* [Data entries]
++++
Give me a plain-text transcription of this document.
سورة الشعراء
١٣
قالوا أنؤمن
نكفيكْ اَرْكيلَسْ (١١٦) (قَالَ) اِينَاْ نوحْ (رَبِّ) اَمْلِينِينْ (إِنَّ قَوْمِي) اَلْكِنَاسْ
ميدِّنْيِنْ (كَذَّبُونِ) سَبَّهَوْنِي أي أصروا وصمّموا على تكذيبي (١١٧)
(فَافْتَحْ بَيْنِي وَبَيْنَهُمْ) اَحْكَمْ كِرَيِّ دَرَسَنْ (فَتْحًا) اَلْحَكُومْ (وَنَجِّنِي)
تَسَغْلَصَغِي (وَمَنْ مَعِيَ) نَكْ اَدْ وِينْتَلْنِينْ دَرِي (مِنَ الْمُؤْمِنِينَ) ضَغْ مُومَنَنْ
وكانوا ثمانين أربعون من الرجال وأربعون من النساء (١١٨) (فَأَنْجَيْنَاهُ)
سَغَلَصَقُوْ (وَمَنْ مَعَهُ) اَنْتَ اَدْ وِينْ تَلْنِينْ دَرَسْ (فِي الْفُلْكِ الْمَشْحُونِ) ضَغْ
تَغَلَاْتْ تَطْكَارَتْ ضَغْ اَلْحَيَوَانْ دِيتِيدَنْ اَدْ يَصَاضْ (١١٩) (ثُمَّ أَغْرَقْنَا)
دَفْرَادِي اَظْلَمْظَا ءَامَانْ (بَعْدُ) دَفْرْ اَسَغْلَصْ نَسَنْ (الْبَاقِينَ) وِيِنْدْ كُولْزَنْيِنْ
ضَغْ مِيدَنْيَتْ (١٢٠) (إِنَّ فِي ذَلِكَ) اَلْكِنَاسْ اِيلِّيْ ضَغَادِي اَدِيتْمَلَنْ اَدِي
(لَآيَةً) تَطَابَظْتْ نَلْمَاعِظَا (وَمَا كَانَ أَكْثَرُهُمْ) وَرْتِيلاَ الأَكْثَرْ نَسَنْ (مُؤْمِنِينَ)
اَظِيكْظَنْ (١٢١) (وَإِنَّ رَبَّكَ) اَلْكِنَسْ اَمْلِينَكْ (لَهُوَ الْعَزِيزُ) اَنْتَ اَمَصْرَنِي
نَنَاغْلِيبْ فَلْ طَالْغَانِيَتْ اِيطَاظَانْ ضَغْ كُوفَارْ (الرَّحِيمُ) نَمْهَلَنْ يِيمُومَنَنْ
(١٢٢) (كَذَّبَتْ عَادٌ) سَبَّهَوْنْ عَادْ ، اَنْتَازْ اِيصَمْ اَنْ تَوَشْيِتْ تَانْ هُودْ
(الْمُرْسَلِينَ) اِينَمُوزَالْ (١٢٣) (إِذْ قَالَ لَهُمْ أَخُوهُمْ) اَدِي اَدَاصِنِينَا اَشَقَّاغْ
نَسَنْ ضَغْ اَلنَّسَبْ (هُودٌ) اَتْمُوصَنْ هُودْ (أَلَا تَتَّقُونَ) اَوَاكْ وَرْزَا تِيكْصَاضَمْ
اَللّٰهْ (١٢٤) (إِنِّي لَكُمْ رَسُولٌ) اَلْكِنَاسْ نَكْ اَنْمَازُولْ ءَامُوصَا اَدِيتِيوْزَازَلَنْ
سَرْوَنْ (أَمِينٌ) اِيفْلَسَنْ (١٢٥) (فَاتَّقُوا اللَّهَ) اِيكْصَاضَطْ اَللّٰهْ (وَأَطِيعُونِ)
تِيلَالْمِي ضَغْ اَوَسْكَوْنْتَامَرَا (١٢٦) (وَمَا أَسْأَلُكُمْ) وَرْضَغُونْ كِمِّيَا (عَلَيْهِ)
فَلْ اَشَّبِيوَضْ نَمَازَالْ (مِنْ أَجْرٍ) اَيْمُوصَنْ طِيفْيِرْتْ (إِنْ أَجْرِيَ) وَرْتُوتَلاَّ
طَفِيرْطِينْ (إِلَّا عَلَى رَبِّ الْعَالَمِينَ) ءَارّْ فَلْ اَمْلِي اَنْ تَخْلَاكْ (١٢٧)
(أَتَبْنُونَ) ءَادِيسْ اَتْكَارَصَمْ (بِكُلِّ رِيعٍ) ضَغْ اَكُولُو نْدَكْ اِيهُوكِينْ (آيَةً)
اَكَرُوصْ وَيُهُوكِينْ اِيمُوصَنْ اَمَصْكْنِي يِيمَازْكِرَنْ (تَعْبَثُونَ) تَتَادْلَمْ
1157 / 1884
++++
* [Aim of the task]
Write the data out again in full and exactly.

* [The solution]
Give me a plain-text transcription of this document.
سورة الشعراء
١٣
قالوا أنؤمن
نكفيكْ اَرْكيلَسْ (١١٦) (قَالَ) اِينَاْ نوحْ (رَبِّ) اَمْلِينِينْ (إِنَّ قَوْمِي) اَلْكِنَاسْ
ميدِّنْيِنْ (كَذَّبُونِ) سَبَّهَوْنِي أي أصروا وصمّموا على تكذيبي (١١٧)
(فَافْتَحْ بَيْنِي وَبَيْنَهُمْ) اَحْكَمْ كِرَيِّ دَرَسَنْ (فَتْحًا) اَلْحَكُومْ (وَنَجِّنِي)
تَسَغْلَصَغِي (وَمَنْ مَعِيَ) نَكْ اَدْ وِينْتَلْنِينْ دَرِي (مِنَ الْمُؤْمِنِينَ) ضَغْ مُومَنَنْ
وكانوا ثمانين أربعون من الرجال وأربعون من النساء (١١٨) (فَأَنْجَيْنَاهُ)
سَغَلَصَقُوْ (وَمَنْ مَعَهُ) اَنْتَ اَدْ وِينْ تَلْنِينْ دَرَسْ (فِي الْفُلْكِ الْمَشْحُونِ) ضَغْ
تَغَلَاْتْ تَطْكَارَتْ ضَغْ اَلْحَيَوَانْ دِيتِيدَنْ اَدْ يَصَاضْ (١١٩) (ثُمَّ أَغْرَقْنَا)
دَفْرَادِي اَظْلَمْظَا ءَامَانْ (بَعْدُ) دَفْرْ اَسَغْلَصْ نَسَنْ (الْبَاقِينَ) وِيِنْدْ كُولْزَنْيِنْ
ضَغْ مِيدَنْيَتْ (١٢٠) (إِنَّ فِي ذَلِكَ) اَلْكِنَاسْ اِيلِّيْ ضَغَادِي اَدِيتْمَلَنْ اَدِي
(لَآيَةً) تَطَابَظْتْ نَلْمَاعِظَا (وَمَا كَانَ أَكْثَرُهُمْ) وَرْتِيلاَ الأَكْثَرْ نَسَنْ (مُؤْمِنِينَ)
اَظِيكْظَنْ (١٢١) (وَإِنَّ رَبَّكَ) اَلْكِنَسْ اَمْلِينَكْ (لَهُوَ الْعَزِيزُ) اَنْتَ اَمَصْرَنِي
نَنَاغْلِيبْ فَلْ طَالْغَانِيَتْ اِيطَاظَانْ ضَغْ كُوفَارْ (الرَّحِيمُ) نَمْهَلَنْ يِيمُومَنَنْ
(١٢٢) (كَذَّبَتْ عَادٌ) سَبَّهَوْنْ عَادْ ، اَنْتَازْ اِيصَمْ اَنْ تَوَشْيِتْ تَانْ هُودْ
(الْمُرْسَلِينَ) اِينَمُوزَالْ (١٢٣) (إِذْ قَالَ لَهُمْ أَخُوهُمْ) اَدِي اَدَاصِنِينَا اَشَقَّاغْ
نَسَنْ ضَغْ اَلنَّسَبْ (هُودٌ) اَتْمُوصَنْ هُودْ (أَلَا تَتَّقُونَ) اَوَاكْ وَرْزَا تِيكْصَاضَمْ
اَللّٰهْ (١٢٤) (إِنِّي لَكُمْ رَسُولٌ) اَلْكِنَاسْ نَكْ اَنْمَازُولْ ءَامُوصَا اَدِيتِيوْزَازَلَنْ
سَرْوَنْ (أَمِينٌ) اِيفْلَسَنْ (١٢٥) (فَاتَّقُوا اللَّهَ) اِيكْصَاضَطْ اَللّٰهْ (وَأَطِيعُونِ)
تِيلَالْمِي ضَغْ اَوَسْكَوْنْتَامَرَا (١٢٦) (وَمَا أَسْأَلُكُمْ) وَرْضَغُونْ كِمِّيَا (عَلَيْهِ)
فَلْ اَشَّبِيوَضْ نَمَازَالْ (مِنْ أَجْرٍ) اَيْمُوصَنْ طِيفْيِرْتْ (إِنْ أَجْرِيَ) وَرْتُوتَلاَّ
طَفِيرْطِينْ (إِلَّا عَلَى رَبِّ الْعَالَمِينَ) ءَارّْ فَلْ اَمْلِي اَنْ تَخْلَاكْ (١٢٧)
(أَتَبْنُونَ) ءَادِيسْ اَتْكَارَصَمْ (بِكُلِّ رِيعٍ) ضَغْ اَكُولُو نْدَكْ اِيهُوكِينْ (آيَةً)
اَكَرُوصْ وَيُهُوكِينْ اِيمُوصَنْ اَمَصْكْنِي يِيمَازْكِرَنْ (تَعْبَثُونَ) تَتَادْلَمْ
1157 / 1884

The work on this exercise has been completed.